** Source data follows **
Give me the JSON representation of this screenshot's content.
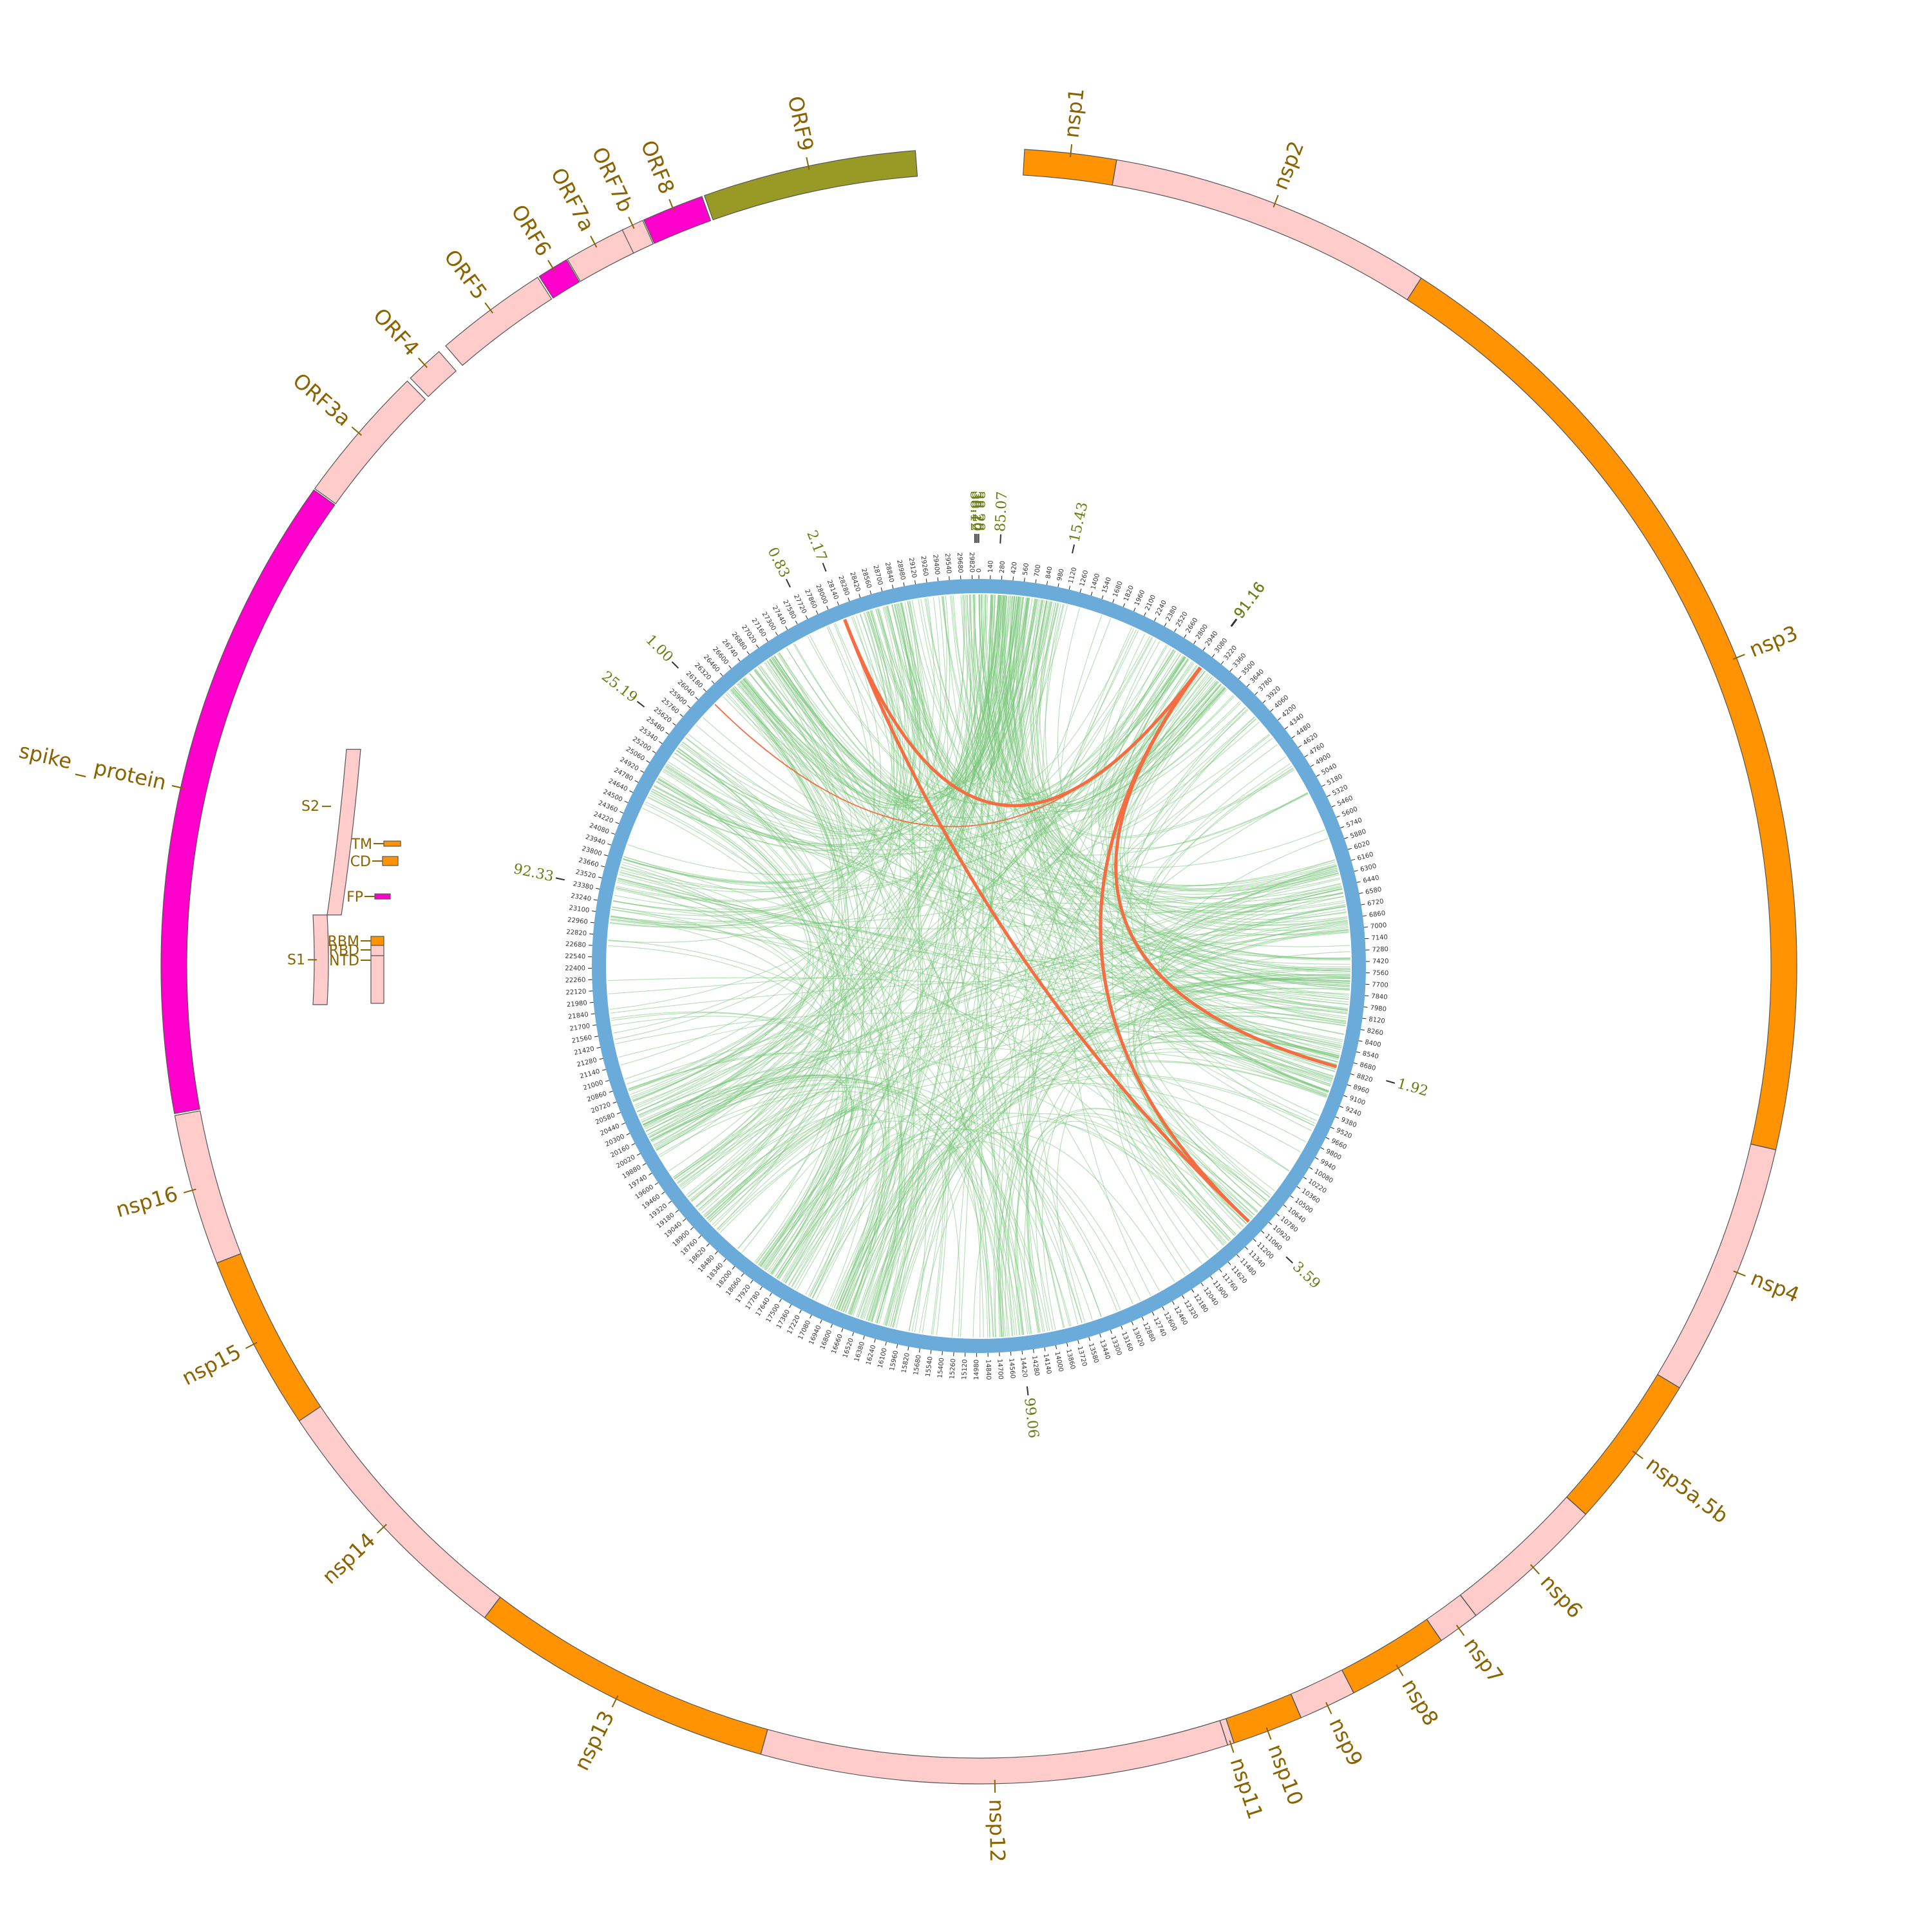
{
  "genes": [
    {
      "name": "nsp1",
      "start": 266,
      "end": 805,
      "color": "#ff9302"
    },
    {
      "name": "nsp2",
      "start": 806,
      "end": 2719,
      "color": "#ffcccc"
    },
    {
      "name": "nsp3",
      "start": 2720,
      "end": 8554,
      "color": "#ff9302"
    },
    {
      "name": "nsp4",
      "start": 8555,
      "end": 10054,
      "color": "#ffcccc"
    },
    {
      "name": "nsp5a,5b",
      "start": 10055,
      "end": 10972,
      "color": "#ff9302"
    },
    {
      "name": "nsp6",
      "start": 10973,
      "end": 11842,
      "color": "#ffcccc"
    },
    {
      "name": "nsp7",
      "start": 11843,
      "end": 12091,
      "color": "#ffcccc"
    },
    {
      "name": "nsp8",
      "start": 12092,
      "end": 12685,
      "color": "#ff9302"
    },
    {
      "name": "nsp9",
      "start": 12686,
      "end": 13024,
      "color": "#ffcccc"
    },
    {
      "name": "nsp10",
      "start": 13025,
      "end": 13441,
      "color": "#ff9302"
    },
    {
      "name": "nsp11",
      "start": 13442,
      "end": 13480,
      "color": "#ffcccc"
    },
    {
      "name": "nsp12",
      "start": 13481,
      "end": 16236,
      "color": "#ffcccc"
    },
    {
      "name": "nsp13",
      "start": 16237,
      "end": 18039,
      "color": "#ff9302"
    },
    {
      "name": "nsp14",
      "start": 18040,
      "end": 19620,
      "color": "#ffcccc"
    },
    {
      "name": "nsp15",
      "start": 19621,
      "end": 20658,
      "color": "#ff9302"
    },
    {
      "name": "nsp16",
      "start": 20659,
      "end": 21552,
      "color": "#ffcccc"
    },
    {
      "name": "spike_protein",
      "start": 21563,
      "end": 25384,
      "color": "#ff00cc"
    },
    {
      "name": "ORF3a",
      "start": 25393,
      "end": 26220,
      "color": "#ffcccc"
    },
    {
      "name": "ORF4",
      "start": 26245,
      "end": 26472,
      "color": "#ffcccc"
    },
    {
      "name": "ORF5",
      "start": 26523,
      "end": 27191,
      "color": "#ffcccc"
    },
    {
      "name": "ORF6",
      "start": 27202,
      "end": 27387,
      "color": "#ff00cc"
    },
    {
      "name": "ORF7a",
      "start": 27394,
      "end": 27759,
      "color": "#ffcccc"
    },
    {
      "name": "ORF7b",
      "start": 27756,
      "end": 27887,
      "color": "#ffcccc"
    },
    {
      "name": "ORF8",
      "start": 27894,
      "end": 28259,
      "color": "#ff00cc"
    },
    {
      "name": "ORF9",
      "start": 28274,
      "end": 29533,
      "color": "#999926"
    }
  ],
  "gene_display": {
    "nsp1": "nsp1",
    "nsp2": "nsp2",
    "nsp3": "nsp3",
    "nsp4": "nsp4",
    "nsp5a,5b": "nsp5a,5b",
    "nsp6": "nsp6",
    "nsp7": "nsp7",
    "nsp8": "nsp8",
    "nsp9": "nsp9",
    "nsp10": "nsp10",
    "nsp11": "nsp11",
    "nsp12": "nsp12",
    "nsp13": "nsp13",
    "nsp14": "nsp14",
    "nsp15": "nsp15",
    "nsp16": "nsp16",
    "spike_protein": "spike _ protein",
    "ORF3a": "ORF3a",
    "ORF4": "ORF4",
    "ORF5": "ORF5",
    "ORF6": "ORF6",
    "ORF7a": "ORF7a",
    "ORF7b": "ORF7b",
    "ORF8": "ORF8",
    "ORF9": "ORF9"
  },
  "spike_domains": {
    "subunits": [
      {
        "name": "S2",
        "start": 22830,
        "end": 25170,
        "color": "#ffcccc"
      },
      {
        "name": "S1",
        "start": 21563,
        "end": 22830,
        "color": "#ffcccc"
      }
    ],
    "domains": [
      {
        "name": "TM",
        "start": 24580,
        "end": 24620,
        "color": "#ff9302"
      },
      {
        "name": "CD",
        "start": 24400,
        "end": 24520,
        "color": "#ff9302"
      },
      {
        "name": "FP",
        "start": 23960,
        "end": 24000,
        "color": "#ff00cc"
      },
      {
        "name": "RBM",
        "start": 22520,
        "end": 22740,
        "color": "#ff9302"
      },
      {
        "name": "RBD",
        "start": 22370,
        "end": 22560,
        "color": "#ffcccc"
      },
      {
        "name": "NTD",
        "start": 21600,
        "end": 22350,
        "color": "#ffcccc"
      }
    ]
  },
  "genome_length": 29903,
  "tick_step": 140,
  "inner_ring_color": "#6aabd9",
  "link_colors": {
    "normal": "#74c476",
    "highlight": "#f46d43"
  },
  "value_labels": [
    {
      "label": "38.20",
      "pos": 29880
    },
    {
      "label": "38.12",
      "pos": 29860
    },
    {
      "label": "38.28",
      "pos": 29900
    },
    {
      "label": "85.07",
      "pos": 241
    },
    {
      "label": "15.43",
      "pos": 1059
    },
    {
      "label": "91.16",
      "pos": 3037
    },
    {
      "label": "91.16",
      "pos": 3044
    },
    {
      "label": "1.92",
      "pos": 8782
    },
    {
      "label": "3.59",
      "pos": 11083
    },
    {
      "label": "99.06",
      "pos": 14408
    },
    {
      "label": "92.33",
      "pos": 23403
    },
    {
      "label": "25.19",
      "pos": 25563
    },
    {
      "label": "1.00",
      "pos": 26144
    },
    {
      "label": "0.83",
      "pos": 27704
    },
    {
      "label": "2.17",
      "pos": 28144
    }
  ],
  "highlight_links": [
    {
      "from": 28144,
      "to": 3037
    },
    {
      "from": 28144,
      "to": 11083
    },
    {
      "from": 3044,
      "to": 8782
    },
    {
      "from": 3037,
      "to": 11083
    },
    {
      "from": 26144,
      "to": 3037
    }
  ]
}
** End of Source data **
Task brief: Without including any picture, set down every line above exactly as it stands.

Reply to the exercise:
Give me the JSON representation of this screenshot's content.
{
  "genes": [
    {
      "name": "nsp1",
      "start": 266,
      "end": 805,
      "color": "#ff9302"
    },
    {
      "name": "nsp2",
      "start": 806,
      "end": 2719,
      "color": "#ffcccc"
    },
    {
      "name": "nsp3",
      "start": 2720,
      "end": 8554,
      "color": "#ff9302"
    },
    {
      "name": "nsp4",
      "start": 8555,
      "end": 10054,
      "color": "#ffcccc"
    },
    {
      "name": "nsp5a,5b",
      "start": 10055,
      "end": 10972,
      "color": "#ff9302"
    },
    {
      "name": "nsp6",
      "start": 10973,
      "end": 11842,
      "color": "#ffcccc"
    },
    {
      "name": "nsp7",
      "start": 11843,
      "end": 12091,
      "color": "#ffcccc"
    },
    {
      "name": "nsp8",
      "start": 12092,
      "end": 12685,
      "color": "#ff9302"
    },
    {
      "name": "nsp9",
      "start": 12686,
      "end": 13024,
      "color": "#ffcccc"
    },
    {
      "name": "nsp10",
      "start": 13025,
      "end": 13441,
      "color": "#ff9302"
    },
    {
      "name": "nsp11",
      "start": 13442,
      "end": 13480,
      "color": "#ffcccc"
    },
    {
      "name": "nsp12",
      "start": 13481,
      "end": 16236,
      "color": "#ffcccc"
    },
    {
      "name": "nsp13",
      "start": 16237,
      "end": 18039,
      "color": "#ff9302"
    },
    {
      "name": "nsp14",
      "start": 18040,
      "end": 19620,
      "color": "#ffcccc"
    },
    {
      "name": "nsp15",
      "start": 19621,
      "end": 20658,
      "color": "#ff9302"
    },
    {
      "name": "nsp16",
      "start": 20659,
      "end": 21552,
      "color": "#ffcccc"
    },
    {
      "name": "spike_protein",
      "start": 21563,
      "end": 25384,
      "color": "#ff00cc"
    },
    {
      "name": "ORF3a",
      "start": 25393,
      "end": 26220,
      "color": "#ffcccc"
    },
    {
      "name": "ORF4",
      "start": 26245,
      "end": 26472,
      "color": "#ffcccc"
    },
    {
      "name": "ORF5",
      "start": 26523,
      "end": 27191,
      "color": "#ffcccc"
    },
    {
      "name": "ORF6",
      "start": 27202,
      "end": 27387,
      "color": "#ff00cc"
    },
    {
      "name": "ORF7a",
      "start": 27394,
      "end": 27759,
      "color": "#ffcccc"
    },
    {
      "name": "ORF7b",
      "start": 27756,
      "end": 27887,
      "color": "#ffcccc"
    },
    {
      "name": "ORF8",
      "start": 27894,
      "end": 28259,
      "color": "#ff00cc"
    },
    {
      "name": "ORF9",
      "start": 28274,
      "end": 29533,
      "color": "#999926"
    }
  ],
  "gene_display": {
    "nsp1": "nsp1",
    "nsp2": "nsp2",
    "nsp3": "nsp3",
    "nsp4": "nsp4",
    "nsp5a,5b": "nsp5a,5b",
    "nsp6": "nsp6",
    "nsp7": "nsp7",
    "nsp8": "nsp8",
    "nsp9": "nsp9",
    "nsp10": "nsp10",
    "nsp11": "nsp11",
    "nsp12": "nsp12",
    "nsp13": "nsp13",
    "nsp14": "nsp14",
    "nsp15": "nsp15",
    "nsp16": "nsp16",
    "spike_protein": "spike _ protein",
    "ORF3a": "ORF3a",
    "ORF4": "ORF4",
    "ORF5": "ORF5",
    "ORF6": "ORF6",
    "ORF7a": "ORF7a",
    "ORF7b": "ORF7b",
    "ORF8": "ORF8",
    "ORF9": "ORF9"
  },
  "spike_domains": {
    "subunits": [
      {
        "name": "S2",
        "start": 22830,
        "end": 25170,
        "color": "#ffcccc"
      },
      {
        "name": "S1",
        "start": 21563,
        "end": 22830,
        "color": "#ffcccc"
      }
    ],
    "domains": [
      {
        "name": "TM",
        "start": 24580,
        "end": 24620,
        "color": "#ff9302"
      },
      {
        "name": "CD",
        "start": 24400,
        "end": 24520,
        "color": "#ff9302"
      },
      {
        "name": "FP",
        "start": 23960,
        "end": 24000,
        "color": "#ff00cc"
      },
      {
        "name": "RBM",
        "start": 22520,
        "end": 22740,
        "color": "#ff9302"
      },
      {
        "name": "RBD",
        "start": 22370,
        "end": 22560,
        "color": "#ffcccc"
      },
      {
        "name": "NTD",
        "start": 21600,
        "end": 22350,
        "color": "#ffcccc"
      }
    ]
  },
  "genome_length": 29903,
  "tick_step": 140,
  "inner_ring_color": "#6aabd9",
  "link_colors": {
    "normal": "#74c476",
    "highlight": "#f46d43"
  },
  "value_labels": [
    {
      "label": "38.20",
      "pos": 29880
    },
    {
      "label": "38.12",
      "pos": 29860
    },
    {
      "label": "38.28",
      "pos": 29900
    },
    {
      "label": "85.07",
      "pos": 241
    },
    {
      "label": "15.43",
      "pos": 1059
    },
    {
      "label": "91.16",
      "pos": 3037
    },
    {
      "label": "91.16",
      "pos": 3044
    },
    {
      "label": "1.92",
      "pos": 8782
    },
    {
      "label": "3.59",
      "pos": 11083
    },
    {
      "label": "99.06",
      "pos": 14408
    },
    {
      "label": "92.33",
      "pos": 23403
    },
    {
      "label": "25.19",
      "pos": 25563
    },
    {
      "label": "1.00",
      "pos": 26144
    },
    {
      "label": "0.83",
      "pos": 27704
    },
    {
      "label": "2.17",
      "pos": 28144
    }
  ],
  "highlight_links": [
    {
      "from": 28144,
      "to": 3037
    },
    {
      "from": 28144,
      "to": 11083
    },
    {
      "from": 3044,
      "to": 8782
    },
    {
      "from": 3037,
      "to": 11083
    },
    {
      "from": 26144,
      "to": 3037
    }
  ]
}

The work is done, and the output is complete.